***** Source material
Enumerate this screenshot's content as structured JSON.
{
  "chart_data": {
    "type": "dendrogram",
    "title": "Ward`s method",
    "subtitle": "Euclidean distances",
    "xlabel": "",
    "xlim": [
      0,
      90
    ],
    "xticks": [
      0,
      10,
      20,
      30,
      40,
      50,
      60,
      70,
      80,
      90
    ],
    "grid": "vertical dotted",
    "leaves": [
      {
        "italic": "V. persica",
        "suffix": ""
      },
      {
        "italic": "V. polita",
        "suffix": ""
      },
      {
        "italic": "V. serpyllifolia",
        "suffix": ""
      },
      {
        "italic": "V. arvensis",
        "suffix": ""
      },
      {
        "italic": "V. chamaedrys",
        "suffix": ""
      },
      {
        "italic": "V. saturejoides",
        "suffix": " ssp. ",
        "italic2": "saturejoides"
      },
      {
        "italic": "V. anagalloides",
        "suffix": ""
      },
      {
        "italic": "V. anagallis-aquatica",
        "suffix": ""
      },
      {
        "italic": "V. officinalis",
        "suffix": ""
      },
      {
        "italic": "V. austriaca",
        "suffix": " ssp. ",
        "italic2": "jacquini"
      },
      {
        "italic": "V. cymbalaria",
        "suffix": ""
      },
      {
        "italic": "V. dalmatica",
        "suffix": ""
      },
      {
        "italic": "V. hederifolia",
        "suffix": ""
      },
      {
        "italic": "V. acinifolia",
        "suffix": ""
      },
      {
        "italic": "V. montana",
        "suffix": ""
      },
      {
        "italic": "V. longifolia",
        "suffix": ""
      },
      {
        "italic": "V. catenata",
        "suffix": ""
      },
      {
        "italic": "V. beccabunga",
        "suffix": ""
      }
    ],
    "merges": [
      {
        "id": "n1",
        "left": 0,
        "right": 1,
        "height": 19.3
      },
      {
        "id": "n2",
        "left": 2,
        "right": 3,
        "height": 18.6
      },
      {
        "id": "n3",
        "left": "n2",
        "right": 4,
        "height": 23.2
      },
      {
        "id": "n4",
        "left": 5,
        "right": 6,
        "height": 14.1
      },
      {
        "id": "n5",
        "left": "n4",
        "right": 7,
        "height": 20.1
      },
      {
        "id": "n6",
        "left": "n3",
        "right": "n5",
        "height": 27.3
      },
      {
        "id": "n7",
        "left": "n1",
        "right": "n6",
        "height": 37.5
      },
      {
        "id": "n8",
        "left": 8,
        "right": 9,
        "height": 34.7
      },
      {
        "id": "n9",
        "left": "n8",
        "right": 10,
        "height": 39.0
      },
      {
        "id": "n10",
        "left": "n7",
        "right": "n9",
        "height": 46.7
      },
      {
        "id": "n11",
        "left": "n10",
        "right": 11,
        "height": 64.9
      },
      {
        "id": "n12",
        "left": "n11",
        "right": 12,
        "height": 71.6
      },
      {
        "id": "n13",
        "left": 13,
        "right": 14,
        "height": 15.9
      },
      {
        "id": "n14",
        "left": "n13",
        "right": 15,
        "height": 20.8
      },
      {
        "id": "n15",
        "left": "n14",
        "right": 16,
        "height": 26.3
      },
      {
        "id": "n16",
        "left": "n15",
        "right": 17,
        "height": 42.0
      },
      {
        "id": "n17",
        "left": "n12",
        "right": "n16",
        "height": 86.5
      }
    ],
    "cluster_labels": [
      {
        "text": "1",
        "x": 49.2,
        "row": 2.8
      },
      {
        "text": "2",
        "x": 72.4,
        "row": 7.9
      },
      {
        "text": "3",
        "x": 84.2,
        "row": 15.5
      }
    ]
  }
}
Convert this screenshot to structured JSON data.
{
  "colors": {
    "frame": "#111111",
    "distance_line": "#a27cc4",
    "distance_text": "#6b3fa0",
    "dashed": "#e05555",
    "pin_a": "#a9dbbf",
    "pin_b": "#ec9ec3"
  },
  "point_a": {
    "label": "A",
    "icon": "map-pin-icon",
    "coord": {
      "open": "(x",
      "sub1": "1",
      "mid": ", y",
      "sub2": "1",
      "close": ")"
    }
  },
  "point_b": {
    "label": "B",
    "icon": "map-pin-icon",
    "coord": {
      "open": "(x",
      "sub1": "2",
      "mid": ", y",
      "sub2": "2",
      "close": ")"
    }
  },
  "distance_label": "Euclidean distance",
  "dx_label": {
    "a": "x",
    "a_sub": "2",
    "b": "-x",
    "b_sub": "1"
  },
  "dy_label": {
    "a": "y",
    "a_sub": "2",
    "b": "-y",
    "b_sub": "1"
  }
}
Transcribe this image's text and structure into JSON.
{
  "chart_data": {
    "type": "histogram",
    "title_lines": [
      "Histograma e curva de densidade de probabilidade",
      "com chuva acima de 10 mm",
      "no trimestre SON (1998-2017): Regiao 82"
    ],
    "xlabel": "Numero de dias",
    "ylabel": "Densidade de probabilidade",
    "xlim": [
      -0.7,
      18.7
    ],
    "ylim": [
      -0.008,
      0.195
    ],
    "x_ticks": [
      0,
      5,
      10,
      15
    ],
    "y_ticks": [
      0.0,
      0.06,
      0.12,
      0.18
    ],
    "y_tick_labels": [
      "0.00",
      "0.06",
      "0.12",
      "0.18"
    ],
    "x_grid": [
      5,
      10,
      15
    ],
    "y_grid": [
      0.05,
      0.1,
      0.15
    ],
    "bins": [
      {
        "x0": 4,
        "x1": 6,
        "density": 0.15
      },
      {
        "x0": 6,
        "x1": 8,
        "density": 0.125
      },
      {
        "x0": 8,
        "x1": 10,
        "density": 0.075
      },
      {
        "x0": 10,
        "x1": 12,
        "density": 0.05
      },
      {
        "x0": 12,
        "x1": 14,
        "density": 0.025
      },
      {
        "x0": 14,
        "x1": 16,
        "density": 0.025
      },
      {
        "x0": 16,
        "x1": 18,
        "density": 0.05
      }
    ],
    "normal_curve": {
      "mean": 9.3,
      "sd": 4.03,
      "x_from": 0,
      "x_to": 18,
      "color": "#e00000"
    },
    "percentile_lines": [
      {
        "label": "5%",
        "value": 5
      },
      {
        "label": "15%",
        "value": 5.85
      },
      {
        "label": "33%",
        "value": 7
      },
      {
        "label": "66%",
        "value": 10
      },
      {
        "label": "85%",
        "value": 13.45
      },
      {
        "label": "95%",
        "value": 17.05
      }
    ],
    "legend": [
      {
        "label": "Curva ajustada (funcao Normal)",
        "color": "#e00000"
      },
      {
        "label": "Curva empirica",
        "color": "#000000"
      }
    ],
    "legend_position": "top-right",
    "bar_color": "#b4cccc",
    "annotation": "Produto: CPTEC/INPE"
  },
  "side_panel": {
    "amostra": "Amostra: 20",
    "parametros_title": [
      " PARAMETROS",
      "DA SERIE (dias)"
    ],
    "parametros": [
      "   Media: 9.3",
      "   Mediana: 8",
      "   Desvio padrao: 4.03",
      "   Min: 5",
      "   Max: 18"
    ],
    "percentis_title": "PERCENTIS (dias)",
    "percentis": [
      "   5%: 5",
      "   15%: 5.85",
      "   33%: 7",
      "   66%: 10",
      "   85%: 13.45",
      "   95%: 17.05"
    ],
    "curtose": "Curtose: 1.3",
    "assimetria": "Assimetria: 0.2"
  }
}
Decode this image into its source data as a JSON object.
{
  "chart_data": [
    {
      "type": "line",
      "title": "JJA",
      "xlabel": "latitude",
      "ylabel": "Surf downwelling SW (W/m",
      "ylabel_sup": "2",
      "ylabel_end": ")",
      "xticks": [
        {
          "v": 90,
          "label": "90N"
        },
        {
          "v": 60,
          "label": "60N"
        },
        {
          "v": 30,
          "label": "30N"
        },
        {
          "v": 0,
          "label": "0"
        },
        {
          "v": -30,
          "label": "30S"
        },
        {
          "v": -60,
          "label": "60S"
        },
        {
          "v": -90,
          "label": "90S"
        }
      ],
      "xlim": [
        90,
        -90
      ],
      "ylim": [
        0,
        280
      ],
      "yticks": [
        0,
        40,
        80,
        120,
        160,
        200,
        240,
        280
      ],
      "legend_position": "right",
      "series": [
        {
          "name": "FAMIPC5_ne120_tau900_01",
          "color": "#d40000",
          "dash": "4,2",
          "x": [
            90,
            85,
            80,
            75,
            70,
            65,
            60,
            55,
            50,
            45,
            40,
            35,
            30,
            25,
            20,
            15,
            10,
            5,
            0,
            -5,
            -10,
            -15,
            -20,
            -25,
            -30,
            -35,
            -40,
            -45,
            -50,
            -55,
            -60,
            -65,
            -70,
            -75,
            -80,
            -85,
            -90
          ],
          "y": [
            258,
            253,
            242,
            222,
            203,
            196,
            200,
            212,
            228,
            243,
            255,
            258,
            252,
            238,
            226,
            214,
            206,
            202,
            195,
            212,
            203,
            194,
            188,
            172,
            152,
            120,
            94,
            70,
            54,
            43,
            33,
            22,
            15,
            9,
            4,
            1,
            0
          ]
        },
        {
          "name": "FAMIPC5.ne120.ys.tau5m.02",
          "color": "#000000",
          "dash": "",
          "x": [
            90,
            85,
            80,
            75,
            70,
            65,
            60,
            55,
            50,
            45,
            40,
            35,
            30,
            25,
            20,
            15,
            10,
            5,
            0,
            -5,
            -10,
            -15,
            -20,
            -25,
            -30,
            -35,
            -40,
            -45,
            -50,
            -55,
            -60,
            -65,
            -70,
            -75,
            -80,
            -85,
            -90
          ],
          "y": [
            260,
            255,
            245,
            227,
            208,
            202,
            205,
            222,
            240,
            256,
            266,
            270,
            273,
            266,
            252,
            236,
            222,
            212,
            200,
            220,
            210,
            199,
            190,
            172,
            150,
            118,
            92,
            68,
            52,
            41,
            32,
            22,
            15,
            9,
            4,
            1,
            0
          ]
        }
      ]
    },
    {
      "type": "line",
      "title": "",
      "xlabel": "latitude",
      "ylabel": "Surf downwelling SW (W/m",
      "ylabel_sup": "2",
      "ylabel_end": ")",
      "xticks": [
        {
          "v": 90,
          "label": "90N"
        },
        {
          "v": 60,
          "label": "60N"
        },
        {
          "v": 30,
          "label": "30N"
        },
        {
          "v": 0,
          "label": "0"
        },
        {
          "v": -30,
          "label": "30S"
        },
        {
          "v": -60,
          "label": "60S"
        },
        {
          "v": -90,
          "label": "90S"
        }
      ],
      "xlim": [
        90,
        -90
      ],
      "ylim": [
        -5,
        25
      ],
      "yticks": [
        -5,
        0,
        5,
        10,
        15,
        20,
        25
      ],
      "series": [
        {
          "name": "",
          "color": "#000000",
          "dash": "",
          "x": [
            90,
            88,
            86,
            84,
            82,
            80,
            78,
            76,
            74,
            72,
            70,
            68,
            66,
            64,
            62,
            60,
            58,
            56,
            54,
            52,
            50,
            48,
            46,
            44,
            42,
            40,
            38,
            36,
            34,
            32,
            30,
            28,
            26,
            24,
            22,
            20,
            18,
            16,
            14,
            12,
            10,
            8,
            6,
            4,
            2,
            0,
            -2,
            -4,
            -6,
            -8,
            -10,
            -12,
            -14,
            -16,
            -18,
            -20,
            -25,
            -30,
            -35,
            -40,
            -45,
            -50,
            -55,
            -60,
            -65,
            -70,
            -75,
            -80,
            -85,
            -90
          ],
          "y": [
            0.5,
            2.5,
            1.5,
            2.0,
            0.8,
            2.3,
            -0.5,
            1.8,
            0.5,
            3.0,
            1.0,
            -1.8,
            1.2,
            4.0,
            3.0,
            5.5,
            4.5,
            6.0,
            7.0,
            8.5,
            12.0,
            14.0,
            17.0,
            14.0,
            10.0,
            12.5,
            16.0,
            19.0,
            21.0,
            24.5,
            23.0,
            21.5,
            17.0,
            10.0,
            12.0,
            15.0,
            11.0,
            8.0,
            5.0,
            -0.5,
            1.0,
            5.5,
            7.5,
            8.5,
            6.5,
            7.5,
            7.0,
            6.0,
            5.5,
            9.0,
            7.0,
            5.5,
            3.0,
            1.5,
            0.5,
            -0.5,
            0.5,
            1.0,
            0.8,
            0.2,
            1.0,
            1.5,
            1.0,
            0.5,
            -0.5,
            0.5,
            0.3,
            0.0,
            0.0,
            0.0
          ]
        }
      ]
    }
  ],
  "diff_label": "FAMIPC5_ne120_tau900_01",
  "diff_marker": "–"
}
**********
Copy, from the material above, each line in which the string "dias" occurs.

## Worked answer
    "xlabel": "Numero de dias",
      "DA SERIE (dias)"
    "percentis_title": "PERCENTIS (dias)",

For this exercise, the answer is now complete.